> Short problem
Copy the records below exactly as they are written.

::::

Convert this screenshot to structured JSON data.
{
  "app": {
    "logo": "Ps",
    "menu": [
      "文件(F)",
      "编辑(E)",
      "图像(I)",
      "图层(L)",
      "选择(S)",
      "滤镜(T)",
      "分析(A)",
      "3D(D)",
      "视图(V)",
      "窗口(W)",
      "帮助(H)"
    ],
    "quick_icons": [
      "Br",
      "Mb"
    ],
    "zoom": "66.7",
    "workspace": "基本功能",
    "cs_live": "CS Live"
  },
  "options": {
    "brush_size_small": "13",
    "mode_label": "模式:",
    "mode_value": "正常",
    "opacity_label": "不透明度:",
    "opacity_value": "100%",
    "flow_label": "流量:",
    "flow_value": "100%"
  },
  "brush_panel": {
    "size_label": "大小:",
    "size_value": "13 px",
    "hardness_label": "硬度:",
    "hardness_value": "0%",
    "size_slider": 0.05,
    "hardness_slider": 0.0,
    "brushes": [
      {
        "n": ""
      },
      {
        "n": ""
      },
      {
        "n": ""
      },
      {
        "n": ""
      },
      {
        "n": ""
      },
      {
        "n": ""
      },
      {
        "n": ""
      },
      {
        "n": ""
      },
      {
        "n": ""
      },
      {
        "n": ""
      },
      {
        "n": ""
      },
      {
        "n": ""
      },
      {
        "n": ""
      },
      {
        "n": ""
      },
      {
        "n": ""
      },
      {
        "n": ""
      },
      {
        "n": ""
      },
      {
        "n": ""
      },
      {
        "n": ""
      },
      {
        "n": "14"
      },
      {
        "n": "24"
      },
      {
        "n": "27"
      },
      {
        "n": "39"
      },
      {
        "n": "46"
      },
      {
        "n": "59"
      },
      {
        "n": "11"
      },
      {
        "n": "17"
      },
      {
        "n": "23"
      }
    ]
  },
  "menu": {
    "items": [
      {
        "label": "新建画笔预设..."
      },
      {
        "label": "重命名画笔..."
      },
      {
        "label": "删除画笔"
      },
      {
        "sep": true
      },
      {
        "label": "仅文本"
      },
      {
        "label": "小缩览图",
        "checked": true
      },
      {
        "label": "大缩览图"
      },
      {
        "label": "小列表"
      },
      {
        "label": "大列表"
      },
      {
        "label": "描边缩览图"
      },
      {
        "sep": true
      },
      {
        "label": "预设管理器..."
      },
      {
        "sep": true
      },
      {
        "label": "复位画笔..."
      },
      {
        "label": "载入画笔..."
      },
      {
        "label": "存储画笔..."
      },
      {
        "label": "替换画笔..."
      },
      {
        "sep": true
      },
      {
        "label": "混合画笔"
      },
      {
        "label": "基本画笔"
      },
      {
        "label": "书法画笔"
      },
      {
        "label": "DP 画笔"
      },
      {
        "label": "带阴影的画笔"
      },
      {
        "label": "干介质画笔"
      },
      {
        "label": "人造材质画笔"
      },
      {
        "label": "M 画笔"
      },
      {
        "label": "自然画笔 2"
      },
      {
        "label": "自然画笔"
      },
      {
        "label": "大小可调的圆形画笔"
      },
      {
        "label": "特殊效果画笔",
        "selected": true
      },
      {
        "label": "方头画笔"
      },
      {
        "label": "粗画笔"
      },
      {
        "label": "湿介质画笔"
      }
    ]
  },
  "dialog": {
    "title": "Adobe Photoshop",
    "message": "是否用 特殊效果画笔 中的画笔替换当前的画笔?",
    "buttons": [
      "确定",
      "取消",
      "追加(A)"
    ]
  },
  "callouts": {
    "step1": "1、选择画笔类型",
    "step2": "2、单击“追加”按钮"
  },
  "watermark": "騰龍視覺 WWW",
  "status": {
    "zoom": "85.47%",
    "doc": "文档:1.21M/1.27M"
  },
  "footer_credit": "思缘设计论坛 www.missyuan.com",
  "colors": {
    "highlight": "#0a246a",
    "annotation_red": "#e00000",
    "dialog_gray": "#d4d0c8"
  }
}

::::

> Response to the task
Convert this screenshot to structured JSON data.
{
  "app": {
    "logo": "Ps",
    "menu": [
      "文件(F)",
      "编辑(E)",
      "图像(I)",
      "图层(L)",
      "选择(S)",
      "滤镜(T)",
      "分析(A)",
      "3D(D)",
      "视图(V)",
      "窗口(W)",
      "帮助(H)"
    ],
    "quick_icons": [
      "Br",
      "Mb"
    ],
    "zoom": "66.7",
    "workspace": "基本功能",
    "cs_live": "CS Live"
  },
  "options": {
    "brush_size_small": "13",
    "mode_label": "模式:",
    "mode_value": "正常",
    "opacity_label": "不透明度:",
    "opacity_value": "100%",
    "flow_label": "流量:",
    "flow_value": "100%"
  },
  "brush_panel": {
    "size_label": "大小:",
    "size_value": "13 px",
    "hardness_label": "硬度:",
    "hardness_value": "0%",
    "size_slider": 0.05,
    "hardness_slider": 0.0,
    "brushes": [
      {
        "n": ""
      },
      {
        "n": ""
      },
      {
        "n": ""
      },
      {
        "n": ""
      },
      {
        "n": ""
      },
      {
        "n": ""
      },
      {
        "n": ""
      },
      {
        "n": ""
      },
      {
        "n": ""
      },
      {
        "n": ""
      },
      {
        "n": ""
      },
      {
        "n": ""
      },
      {
        "n": ""
      },
      {
        "n": ""
      },
      {
        "n": ""
      },
      {
        "n": ""
      },
      {
        "n": ""
      },
      {
        "n": ""
      },
      {
        "n": ""
      },
      {
        "n": "14"
      },
      {
        "n": "24"
      },
      {
        "n": "27"
      },
      {
        "n": "39"
      },
      {
        "n": "46"
      },
      {
        "n": "59"
      },
      {
        "n": "11"
      },
      {
        "n": "17"
      },
      {
        "n": "23"
      }
    ]
  },
  "menu": {
    "items": [
      {
        "label": "新建画笔预设..."
      },
      {
        "label": "重命名画笔..."
      },
      {
        "label": "删除画笔"
      },
      {
        "sep": true
      },
      {
        "label": "仅文本"
      },
      {
        "label": "小缩览图",
        "checked": true
      },
      {
        "label": "大缩览图"
      },
      {
        "label": "小列表"
      },
      {
        "label": "大列表"
      },
      {
        "label": "描边缩览图"
      },
      {
        "sep": true
      },
      {
        "label": "预设管理器..."
      },
      {
        "sep": true
      },
      {
        "label": "复位画笔..."
      },
      {
        "label": "载入画笔..."
      },
      {
        "label": "存储画笔..."
      },
      {
        "label": "替换画笔..."
      },
      {
        "sep": true
      },
      {
        "label": "混合画笔"
      },
      {
        "label": "基本画笔"
      },
      {
        "label": "书法画笔"
      },
      {
        "label": "DP 画笔"
      },
      {
        "label": "带阴影的画笔"
      },
      {
        "label": "干介质画笔"
      },
      {
        "label": "人造材质画笔"
      },
      {
        "label": "M 画笔"
      },
      {
        "label": "自然画笔 2"
      },
      {
        "label": "自然画笔"
      },
      {
        "label": "大小可调的圆形画笔"
      },
      {
        "label": "特殊效果画笔",
        "selected": true
      },
      {
        "label": "方头画笔"
      },
      {
        "label": "粗画笔"
      },
      {
        "label": "湿介质画笔"
      }
    ]
  },
  "dialog": {
    "title": "Adobe Photoshop",
    "message": "是否用 特殊效果画笔 中的画笔替换当前的画笔?",
    "buttons": [
      "确定",
      "取消",
      "追加(A)"
    ]
  },
  "callouts": {
    "step1": "1、选择画笔类型",
    "step2": "2、单击“追加”按钮"
  },
  "watermark": "騰龍視覺 WWW",
  "status": {
    "zoom": "85.47%",
    "doc": "文档:1.21M/1.27M"
  },
  "footer_credit": "思缘设计论坛 www.missyuan.com",
  "colors": {
    "highlight": "#0a246a",
    "annotation_red": "#e00000",
    "dialog_gray": "#d4d0c8"
  }
}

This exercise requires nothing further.